* _MATERIAL FOR THE TASK_
━━━━━━━━

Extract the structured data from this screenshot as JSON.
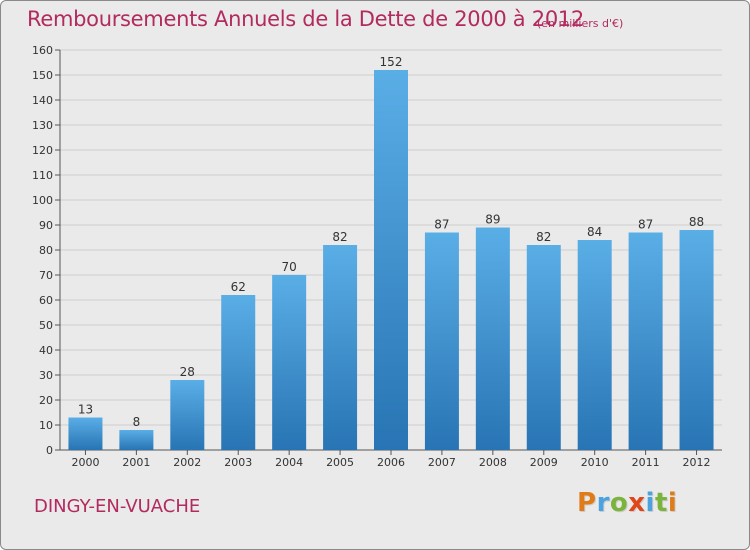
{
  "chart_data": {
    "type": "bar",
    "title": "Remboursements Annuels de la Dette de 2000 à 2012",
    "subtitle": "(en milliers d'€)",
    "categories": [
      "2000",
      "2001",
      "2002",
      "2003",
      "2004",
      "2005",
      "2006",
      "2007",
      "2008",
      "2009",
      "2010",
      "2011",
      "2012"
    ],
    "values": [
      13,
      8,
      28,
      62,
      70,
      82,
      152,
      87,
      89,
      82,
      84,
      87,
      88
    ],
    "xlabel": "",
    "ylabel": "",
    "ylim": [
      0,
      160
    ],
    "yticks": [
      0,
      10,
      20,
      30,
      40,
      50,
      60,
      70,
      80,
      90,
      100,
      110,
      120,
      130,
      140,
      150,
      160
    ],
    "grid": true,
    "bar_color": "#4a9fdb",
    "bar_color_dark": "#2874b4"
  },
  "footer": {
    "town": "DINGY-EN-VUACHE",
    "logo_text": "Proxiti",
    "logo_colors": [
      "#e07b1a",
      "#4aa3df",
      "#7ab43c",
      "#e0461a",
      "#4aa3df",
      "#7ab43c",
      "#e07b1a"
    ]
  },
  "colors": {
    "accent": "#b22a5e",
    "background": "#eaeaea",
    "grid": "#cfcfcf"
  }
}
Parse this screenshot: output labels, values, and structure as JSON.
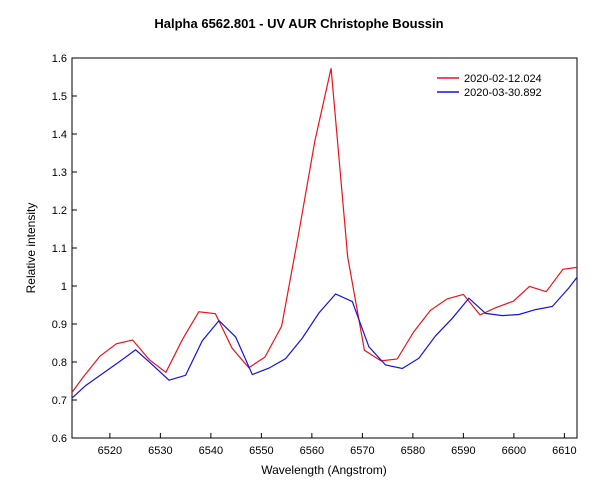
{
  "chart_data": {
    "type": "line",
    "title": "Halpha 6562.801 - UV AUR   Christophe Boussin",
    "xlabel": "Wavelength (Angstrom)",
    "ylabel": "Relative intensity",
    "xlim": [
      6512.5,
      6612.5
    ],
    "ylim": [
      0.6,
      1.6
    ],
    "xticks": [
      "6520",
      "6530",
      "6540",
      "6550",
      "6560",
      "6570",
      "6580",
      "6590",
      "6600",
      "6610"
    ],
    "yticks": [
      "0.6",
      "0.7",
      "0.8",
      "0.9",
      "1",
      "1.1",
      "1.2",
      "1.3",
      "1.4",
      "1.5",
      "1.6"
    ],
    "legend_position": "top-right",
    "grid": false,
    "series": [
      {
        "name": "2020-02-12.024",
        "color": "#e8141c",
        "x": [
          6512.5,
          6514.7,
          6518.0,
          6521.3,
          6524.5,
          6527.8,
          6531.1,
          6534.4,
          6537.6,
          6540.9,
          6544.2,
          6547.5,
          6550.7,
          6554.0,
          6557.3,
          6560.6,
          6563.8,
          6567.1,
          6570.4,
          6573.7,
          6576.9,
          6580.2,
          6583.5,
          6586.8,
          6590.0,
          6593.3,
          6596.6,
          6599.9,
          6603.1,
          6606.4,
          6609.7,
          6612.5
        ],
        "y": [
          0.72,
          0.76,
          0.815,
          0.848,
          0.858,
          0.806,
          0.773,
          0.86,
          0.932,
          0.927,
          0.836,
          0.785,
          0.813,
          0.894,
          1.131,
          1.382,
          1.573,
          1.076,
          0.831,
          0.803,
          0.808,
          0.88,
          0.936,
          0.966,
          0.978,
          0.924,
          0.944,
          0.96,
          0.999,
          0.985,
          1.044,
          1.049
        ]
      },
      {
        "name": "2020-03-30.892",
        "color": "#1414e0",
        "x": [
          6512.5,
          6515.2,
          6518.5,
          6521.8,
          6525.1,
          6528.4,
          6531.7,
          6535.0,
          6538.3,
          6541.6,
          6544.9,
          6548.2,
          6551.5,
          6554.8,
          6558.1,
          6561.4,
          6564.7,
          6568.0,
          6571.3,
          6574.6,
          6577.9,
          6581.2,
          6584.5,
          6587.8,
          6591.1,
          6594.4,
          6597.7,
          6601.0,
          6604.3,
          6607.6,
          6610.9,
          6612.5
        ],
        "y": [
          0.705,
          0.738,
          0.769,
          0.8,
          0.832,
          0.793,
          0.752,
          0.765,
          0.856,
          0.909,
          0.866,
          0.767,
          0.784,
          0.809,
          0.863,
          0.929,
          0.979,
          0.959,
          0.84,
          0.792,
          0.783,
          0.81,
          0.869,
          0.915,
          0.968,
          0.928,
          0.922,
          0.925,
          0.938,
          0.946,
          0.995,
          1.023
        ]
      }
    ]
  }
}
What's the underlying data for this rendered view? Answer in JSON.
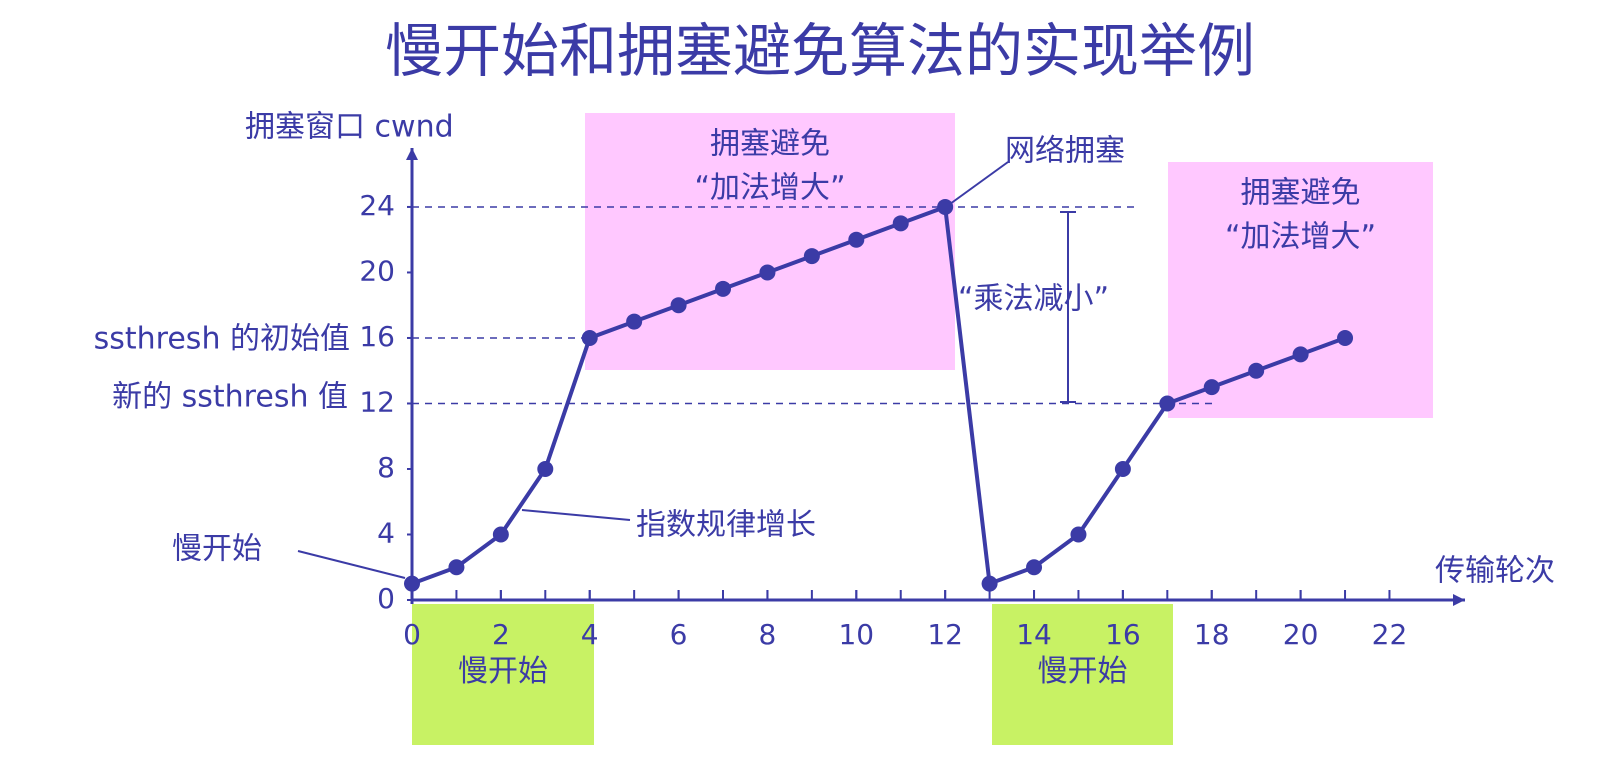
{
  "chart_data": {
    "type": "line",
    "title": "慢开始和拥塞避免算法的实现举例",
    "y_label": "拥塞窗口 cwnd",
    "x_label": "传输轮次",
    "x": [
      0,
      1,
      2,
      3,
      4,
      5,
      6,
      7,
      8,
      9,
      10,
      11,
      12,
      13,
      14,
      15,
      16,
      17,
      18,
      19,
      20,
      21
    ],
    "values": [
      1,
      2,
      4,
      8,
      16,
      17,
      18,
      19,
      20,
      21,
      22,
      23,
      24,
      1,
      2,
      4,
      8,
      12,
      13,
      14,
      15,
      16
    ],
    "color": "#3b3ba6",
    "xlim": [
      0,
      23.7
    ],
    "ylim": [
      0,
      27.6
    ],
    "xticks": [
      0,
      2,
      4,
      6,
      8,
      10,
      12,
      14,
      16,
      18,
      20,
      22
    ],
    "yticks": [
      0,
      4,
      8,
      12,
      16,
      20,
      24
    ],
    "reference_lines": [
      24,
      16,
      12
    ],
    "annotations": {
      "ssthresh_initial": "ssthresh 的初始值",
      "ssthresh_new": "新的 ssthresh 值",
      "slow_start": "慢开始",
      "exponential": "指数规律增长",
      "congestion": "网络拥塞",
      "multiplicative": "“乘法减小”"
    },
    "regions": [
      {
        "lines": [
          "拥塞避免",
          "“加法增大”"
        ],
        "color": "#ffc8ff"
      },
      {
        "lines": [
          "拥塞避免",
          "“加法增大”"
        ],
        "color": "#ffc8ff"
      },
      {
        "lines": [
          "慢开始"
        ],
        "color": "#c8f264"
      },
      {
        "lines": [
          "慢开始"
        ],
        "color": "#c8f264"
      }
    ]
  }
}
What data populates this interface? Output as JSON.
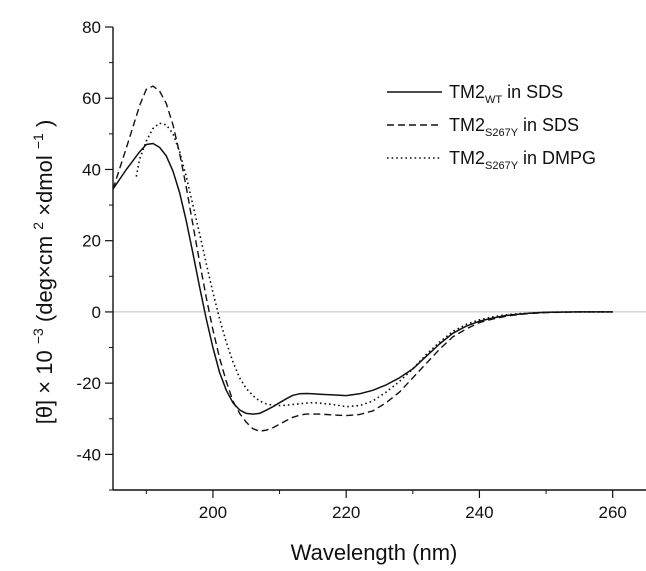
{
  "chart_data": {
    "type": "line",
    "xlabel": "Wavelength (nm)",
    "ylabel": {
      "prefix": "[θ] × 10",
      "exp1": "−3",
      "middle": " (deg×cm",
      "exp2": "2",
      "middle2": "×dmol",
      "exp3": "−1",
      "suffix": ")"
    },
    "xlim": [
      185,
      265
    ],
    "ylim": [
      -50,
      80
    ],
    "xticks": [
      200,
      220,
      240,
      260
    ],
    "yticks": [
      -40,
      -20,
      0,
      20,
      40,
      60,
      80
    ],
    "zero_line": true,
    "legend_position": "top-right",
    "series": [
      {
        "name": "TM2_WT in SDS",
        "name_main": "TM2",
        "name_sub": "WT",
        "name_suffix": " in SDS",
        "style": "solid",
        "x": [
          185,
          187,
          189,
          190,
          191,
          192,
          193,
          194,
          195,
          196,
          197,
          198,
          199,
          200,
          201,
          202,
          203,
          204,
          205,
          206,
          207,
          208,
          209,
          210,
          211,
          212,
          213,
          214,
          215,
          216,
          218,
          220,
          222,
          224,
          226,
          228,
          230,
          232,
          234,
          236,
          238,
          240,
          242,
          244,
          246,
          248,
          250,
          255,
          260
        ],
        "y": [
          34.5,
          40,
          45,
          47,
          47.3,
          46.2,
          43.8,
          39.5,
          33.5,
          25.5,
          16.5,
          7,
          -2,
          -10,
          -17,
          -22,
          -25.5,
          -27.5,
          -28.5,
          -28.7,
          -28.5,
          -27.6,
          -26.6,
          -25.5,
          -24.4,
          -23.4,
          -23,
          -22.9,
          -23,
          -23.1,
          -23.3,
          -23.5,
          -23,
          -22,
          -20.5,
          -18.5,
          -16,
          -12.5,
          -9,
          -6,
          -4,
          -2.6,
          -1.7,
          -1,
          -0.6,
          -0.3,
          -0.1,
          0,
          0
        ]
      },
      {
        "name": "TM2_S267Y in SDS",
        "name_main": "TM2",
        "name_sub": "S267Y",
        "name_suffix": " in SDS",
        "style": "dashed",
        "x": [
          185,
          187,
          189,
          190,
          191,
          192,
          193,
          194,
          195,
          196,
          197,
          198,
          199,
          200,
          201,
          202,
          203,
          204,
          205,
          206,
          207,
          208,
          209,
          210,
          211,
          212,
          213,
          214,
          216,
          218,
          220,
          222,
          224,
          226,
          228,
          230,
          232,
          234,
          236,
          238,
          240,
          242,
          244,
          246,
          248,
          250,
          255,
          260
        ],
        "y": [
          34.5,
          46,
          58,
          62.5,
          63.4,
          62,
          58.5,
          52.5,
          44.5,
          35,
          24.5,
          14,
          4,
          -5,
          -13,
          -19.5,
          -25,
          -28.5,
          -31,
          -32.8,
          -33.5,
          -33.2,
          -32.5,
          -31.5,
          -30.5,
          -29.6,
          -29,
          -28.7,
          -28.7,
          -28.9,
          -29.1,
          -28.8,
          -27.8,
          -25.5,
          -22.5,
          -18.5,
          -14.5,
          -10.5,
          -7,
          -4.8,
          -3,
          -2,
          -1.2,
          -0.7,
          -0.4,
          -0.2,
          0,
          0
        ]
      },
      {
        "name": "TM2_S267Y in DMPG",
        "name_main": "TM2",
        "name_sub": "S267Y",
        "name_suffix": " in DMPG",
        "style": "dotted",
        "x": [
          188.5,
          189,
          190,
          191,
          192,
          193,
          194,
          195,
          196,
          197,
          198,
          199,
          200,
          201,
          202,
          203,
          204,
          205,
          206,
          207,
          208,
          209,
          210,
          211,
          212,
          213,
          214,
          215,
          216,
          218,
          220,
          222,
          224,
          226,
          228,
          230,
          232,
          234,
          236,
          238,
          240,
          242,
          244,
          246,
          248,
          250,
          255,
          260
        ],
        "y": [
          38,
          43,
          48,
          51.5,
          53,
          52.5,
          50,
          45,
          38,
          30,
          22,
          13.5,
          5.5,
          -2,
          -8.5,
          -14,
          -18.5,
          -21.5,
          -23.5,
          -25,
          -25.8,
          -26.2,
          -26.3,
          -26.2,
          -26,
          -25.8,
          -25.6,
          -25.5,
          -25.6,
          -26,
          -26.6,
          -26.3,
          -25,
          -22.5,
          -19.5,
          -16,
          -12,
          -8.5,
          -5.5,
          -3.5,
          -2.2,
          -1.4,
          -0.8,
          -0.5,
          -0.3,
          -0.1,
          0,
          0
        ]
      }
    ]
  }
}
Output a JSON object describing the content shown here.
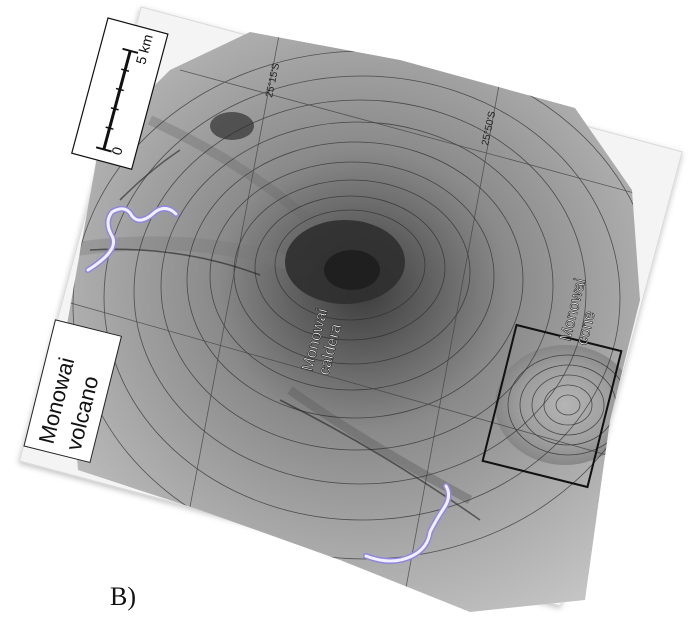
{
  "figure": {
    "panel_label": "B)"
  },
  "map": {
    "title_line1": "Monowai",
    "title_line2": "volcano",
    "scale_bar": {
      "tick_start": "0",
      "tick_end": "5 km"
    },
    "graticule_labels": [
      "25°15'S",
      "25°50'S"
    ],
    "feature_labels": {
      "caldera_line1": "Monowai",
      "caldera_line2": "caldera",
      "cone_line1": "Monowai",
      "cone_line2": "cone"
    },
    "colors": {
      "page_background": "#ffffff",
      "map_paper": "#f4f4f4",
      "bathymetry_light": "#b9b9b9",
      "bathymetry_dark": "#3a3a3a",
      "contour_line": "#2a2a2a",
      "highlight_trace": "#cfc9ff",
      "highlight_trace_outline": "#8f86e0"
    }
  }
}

━━━━━━━━

What is the number of lines in the records that contain the string "DMPG"? Give only that number.

2